-- begin Input material --
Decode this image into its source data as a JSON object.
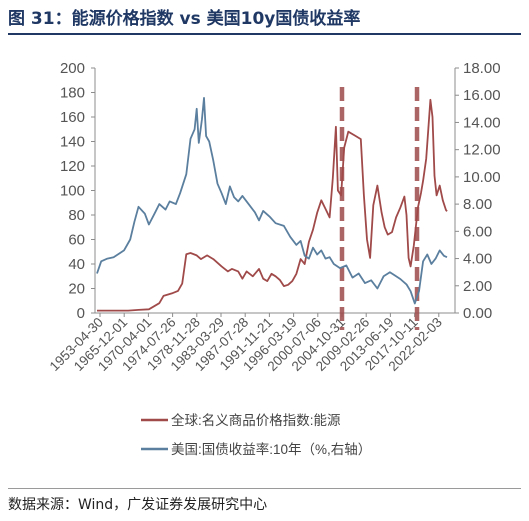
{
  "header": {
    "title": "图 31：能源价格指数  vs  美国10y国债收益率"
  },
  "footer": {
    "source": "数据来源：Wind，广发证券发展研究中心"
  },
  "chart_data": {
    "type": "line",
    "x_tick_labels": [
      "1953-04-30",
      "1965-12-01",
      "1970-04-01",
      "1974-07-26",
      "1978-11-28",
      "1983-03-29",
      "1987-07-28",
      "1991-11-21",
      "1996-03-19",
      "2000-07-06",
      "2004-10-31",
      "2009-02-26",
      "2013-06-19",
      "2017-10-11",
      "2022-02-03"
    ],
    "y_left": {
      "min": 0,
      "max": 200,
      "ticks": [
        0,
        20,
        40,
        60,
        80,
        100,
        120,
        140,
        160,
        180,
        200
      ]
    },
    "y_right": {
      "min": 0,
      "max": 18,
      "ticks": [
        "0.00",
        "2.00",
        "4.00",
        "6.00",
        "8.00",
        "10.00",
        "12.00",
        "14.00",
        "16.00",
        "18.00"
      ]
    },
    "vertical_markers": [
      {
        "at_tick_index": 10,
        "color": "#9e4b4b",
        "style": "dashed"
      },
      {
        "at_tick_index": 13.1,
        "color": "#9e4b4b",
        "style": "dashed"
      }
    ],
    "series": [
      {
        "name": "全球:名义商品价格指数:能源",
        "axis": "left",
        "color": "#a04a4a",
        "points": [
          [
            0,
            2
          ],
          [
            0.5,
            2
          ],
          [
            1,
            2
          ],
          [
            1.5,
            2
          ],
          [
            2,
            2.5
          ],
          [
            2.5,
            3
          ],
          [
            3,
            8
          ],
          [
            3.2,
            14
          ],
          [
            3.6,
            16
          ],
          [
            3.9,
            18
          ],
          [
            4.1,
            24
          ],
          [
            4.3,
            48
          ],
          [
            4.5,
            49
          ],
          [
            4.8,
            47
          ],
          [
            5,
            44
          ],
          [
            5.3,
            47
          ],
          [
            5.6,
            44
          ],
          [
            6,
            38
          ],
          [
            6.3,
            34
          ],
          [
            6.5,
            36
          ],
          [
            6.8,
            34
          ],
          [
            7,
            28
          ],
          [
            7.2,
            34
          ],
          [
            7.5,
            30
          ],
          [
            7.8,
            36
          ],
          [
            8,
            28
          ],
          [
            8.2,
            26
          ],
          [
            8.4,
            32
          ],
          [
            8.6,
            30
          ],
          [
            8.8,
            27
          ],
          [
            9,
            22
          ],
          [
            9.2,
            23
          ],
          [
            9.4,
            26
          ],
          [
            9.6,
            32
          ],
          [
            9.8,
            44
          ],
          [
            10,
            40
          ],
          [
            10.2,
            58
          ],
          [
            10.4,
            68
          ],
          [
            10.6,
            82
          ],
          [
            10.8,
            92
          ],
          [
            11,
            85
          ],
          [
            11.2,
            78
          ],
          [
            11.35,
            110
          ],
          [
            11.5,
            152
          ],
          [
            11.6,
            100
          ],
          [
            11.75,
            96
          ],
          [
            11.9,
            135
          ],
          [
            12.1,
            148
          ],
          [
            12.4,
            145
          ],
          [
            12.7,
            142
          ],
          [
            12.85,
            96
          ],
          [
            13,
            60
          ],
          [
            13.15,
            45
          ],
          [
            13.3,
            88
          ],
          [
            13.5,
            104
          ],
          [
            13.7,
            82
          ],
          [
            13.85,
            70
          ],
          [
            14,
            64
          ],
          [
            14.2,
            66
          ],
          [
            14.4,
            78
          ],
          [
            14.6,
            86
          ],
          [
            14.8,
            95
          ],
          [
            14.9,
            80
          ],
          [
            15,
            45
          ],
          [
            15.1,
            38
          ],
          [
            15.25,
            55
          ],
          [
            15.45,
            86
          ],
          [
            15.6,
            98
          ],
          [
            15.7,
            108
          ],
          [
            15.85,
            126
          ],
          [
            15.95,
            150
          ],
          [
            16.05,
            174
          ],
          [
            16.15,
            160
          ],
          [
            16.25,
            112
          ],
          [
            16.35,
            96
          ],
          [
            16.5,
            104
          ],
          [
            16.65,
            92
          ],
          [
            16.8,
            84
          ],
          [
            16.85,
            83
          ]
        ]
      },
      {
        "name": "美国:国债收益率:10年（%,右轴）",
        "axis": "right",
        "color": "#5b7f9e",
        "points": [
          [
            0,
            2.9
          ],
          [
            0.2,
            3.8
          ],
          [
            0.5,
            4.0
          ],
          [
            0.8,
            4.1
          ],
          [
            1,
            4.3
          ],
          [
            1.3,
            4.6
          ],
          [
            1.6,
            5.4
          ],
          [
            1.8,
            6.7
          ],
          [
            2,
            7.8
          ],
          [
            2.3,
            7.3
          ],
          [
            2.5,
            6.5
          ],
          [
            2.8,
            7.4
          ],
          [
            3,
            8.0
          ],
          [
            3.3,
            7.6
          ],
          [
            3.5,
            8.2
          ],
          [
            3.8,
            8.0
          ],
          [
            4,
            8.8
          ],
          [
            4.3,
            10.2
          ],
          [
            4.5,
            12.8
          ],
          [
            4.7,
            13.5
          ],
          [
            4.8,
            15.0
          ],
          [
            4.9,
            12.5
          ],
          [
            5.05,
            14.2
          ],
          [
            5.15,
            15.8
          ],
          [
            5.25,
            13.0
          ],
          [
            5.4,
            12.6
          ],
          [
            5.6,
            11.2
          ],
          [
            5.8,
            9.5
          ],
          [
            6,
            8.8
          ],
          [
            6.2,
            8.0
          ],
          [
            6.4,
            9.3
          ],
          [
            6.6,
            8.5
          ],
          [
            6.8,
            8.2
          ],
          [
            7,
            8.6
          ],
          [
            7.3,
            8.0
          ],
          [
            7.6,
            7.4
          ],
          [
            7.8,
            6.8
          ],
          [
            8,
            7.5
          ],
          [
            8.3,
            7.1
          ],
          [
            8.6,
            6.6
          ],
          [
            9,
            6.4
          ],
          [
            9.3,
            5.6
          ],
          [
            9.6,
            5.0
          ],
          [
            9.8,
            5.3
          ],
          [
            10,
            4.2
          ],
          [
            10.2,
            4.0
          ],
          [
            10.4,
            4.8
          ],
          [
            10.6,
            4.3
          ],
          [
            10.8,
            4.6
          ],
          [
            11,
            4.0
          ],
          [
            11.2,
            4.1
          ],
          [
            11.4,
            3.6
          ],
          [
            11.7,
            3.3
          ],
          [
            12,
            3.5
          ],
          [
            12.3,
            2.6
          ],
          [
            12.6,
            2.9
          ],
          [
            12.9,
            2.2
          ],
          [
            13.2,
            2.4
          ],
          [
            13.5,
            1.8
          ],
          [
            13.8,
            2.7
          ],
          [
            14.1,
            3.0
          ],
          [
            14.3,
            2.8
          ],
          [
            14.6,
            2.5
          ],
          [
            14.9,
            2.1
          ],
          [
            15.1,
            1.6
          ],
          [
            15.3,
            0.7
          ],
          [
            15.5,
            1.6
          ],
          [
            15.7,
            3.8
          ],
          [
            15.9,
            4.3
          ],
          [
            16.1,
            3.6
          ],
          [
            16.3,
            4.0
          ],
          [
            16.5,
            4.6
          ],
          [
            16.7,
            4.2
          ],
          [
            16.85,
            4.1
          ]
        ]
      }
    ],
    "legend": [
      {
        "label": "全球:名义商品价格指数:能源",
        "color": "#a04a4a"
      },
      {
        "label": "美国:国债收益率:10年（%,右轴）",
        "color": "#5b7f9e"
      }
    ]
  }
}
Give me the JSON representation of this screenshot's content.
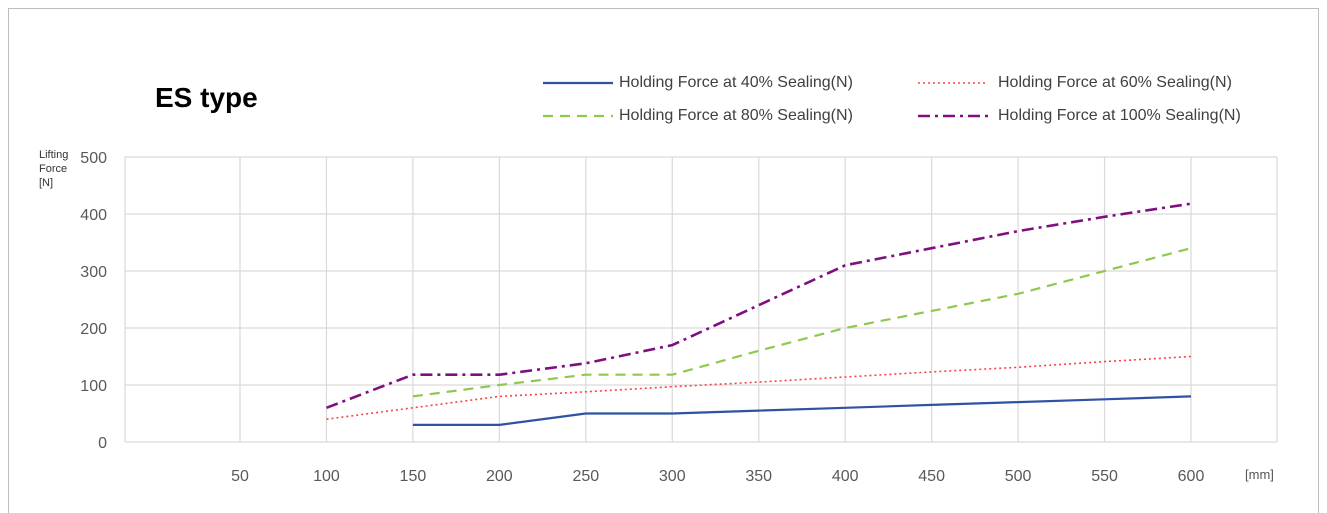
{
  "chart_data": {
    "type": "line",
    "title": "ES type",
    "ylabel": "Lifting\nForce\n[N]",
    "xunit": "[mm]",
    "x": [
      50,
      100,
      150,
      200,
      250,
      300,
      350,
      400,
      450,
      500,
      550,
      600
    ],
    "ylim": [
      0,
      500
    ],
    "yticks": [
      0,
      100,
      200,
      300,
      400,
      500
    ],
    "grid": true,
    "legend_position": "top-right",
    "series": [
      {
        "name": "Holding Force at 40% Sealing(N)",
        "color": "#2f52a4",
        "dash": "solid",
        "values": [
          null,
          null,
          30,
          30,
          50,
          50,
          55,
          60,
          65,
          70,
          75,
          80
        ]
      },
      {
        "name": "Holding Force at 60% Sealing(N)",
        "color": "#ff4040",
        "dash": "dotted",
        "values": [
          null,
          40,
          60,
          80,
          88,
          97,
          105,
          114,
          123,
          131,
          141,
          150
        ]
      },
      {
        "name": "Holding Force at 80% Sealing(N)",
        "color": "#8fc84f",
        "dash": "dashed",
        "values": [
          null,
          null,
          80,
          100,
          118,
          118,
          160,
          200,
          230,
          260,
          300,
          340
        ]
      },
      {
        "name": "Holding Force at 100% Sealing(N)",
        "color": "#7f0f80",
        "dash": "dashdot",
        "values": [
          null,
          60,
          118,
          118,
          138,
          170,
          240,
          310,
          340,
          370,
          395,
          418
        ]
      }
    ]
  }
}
-- end Input material --
- [Aim] How many of the lines above hold "source"? Answer with only the number.

- [Response for this exercise] 2